• **TASK TO COMPLETE**:
Transcribe all of the records word for word, but omit the pictures.

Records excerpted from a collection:
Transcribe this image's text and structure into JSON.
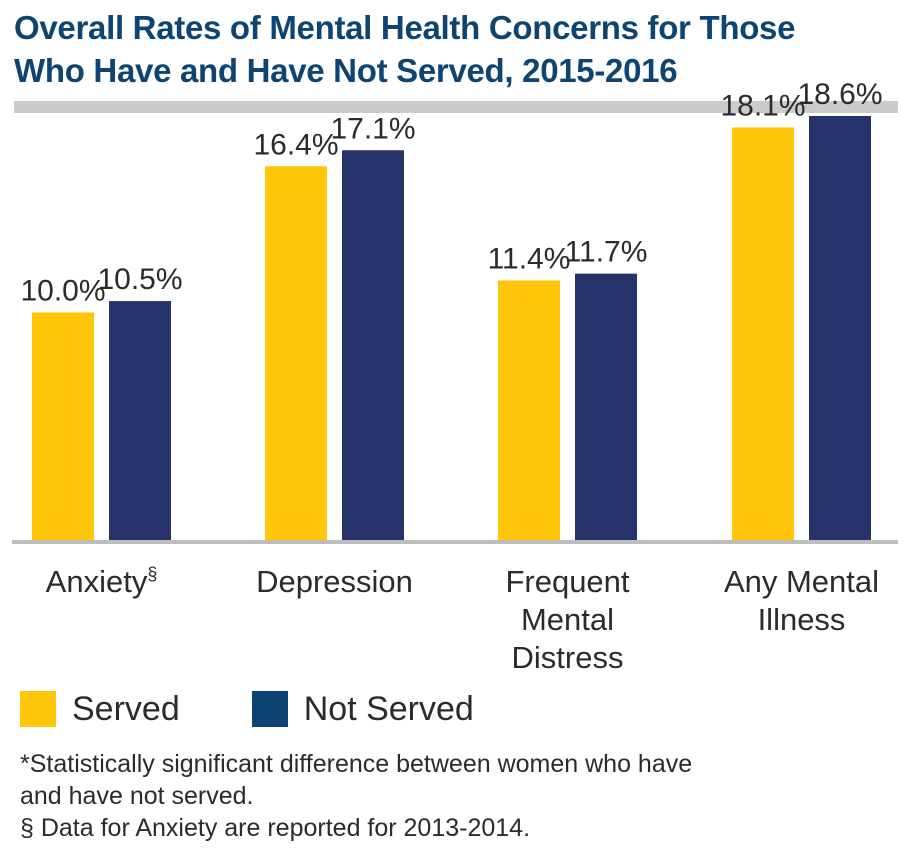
{
  "title_line1": "Overall Rates of Mental Health Concerns for Those",
  "title_line2": "Who Have and Have Not Served, 2015-2016",
  "colors": {
    "served": "#ffc60a",
    "not_served": "#26336b",
    "axis": "#bdbdbd",
    "rule": "#cbcbcb",
    "title": "#0d4471"
  },
  "legend": [
    {
      "label": "Served",
      "color": "#ffc60a"
    },
    {
      "label": "Not Served",
      "color": "#0d4471"
    }
  ],
  "notes": [
    "*Statistically significant difference between women who have",
    "and have not served.",
    "§ Data for Anxiety are reported for 2013-2014."
  ],
  "chart_data": {
    "type": "bar",
    "categories": [
      {
        "lines": [
          "Anxiety§"
        ]
      },
      {
        "lines": [
          "Depression"
        ]
      },
      {
        "lines": [
          "Frequent",
          "Mental",
          "Distress"
        ]
      },
      {
        "lines": [
          "Any Mental",
          "Illness"
        ]
      }
    ],
    "series": [
      {
        "name": "Served",
        "values": [
          10.0,
          16.4,
          11.4,
          18.1
        ],
        "labels": [
          "10.0%",
          "16.4%",
          "11.4%",
          "18.1%"
        ]
      },
      {
        "name": "Not Served",
        "values": [
          10.5,
          17.1,
          11.7,
          18.6
        ],
        "labels": [
          "10.5%",
          "17.1%",
          "11.7%",
          "18.6%"
        ]
      }
    ],
    "ylim": [
      0,
      20
    ],
    "grid": false,
    "legend_position": "bottom-left"
  }
}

• **FINAL RESULT**:
Transcribe this image's text and structure into JSON.
{
  "title_line1": "Overall Rates of Mental Health Concerns for Those",
  "title_line2": "Who Have and Have Not Served, 2015-2016",
  "colors": {
    "served": "#ffc60a",
    "not_served": "#26336b",
    "axis": "#bdbdbd",
    "rule": "#cbcbcb",
    "title": "#0d4471"
  },
  "legend": [
    {
      "label": "Served",
      "color": "#ffc60a"
    },
    {
      "label": "Not Served",
      "color": "#0d4471"
    }
  ],
  "notes": [
    "*Statistically significant difference between women who have",
    "and have not served.",
    "§ Data for Anxiety are reported for 2013-2014."
  ],
  "chart_data": {
    "type": "bar",
    "categories": [
      {
        "lines": [
          "Anxiety§"
        ]
      },
      {
        "lines": [
          "Depression"
        ]
      },
      {
        "lines": [
          "Frequent",
          "Mental",
          "Distress"
        ]
      },
      {
        "lines": [
          "Any Mental",
          "Illness"
        ]
      }
    ],
    "series": [
      {
        "name": "Served",
        "values": [
          10.0,
          16.4,
          11.4,
          18.1
        ],
        "labels": [
          "10.0%",
          "16.4%",
          "11.4%",
          "18.1%"
        ]
      },
      {
        "name": "Not Served",
        "values": [
          10.5,
          17.1,
          11.7,
          18.6
        ],
        "labels": [
          "10.5%",
          "17.1%",
          "11.7%",
          "18.6%"
        ]
      }
    ],
    "ylim": [
      0,
      20
    ],
    "grid": false,
    "legend_position": "bottom-left"
  }
}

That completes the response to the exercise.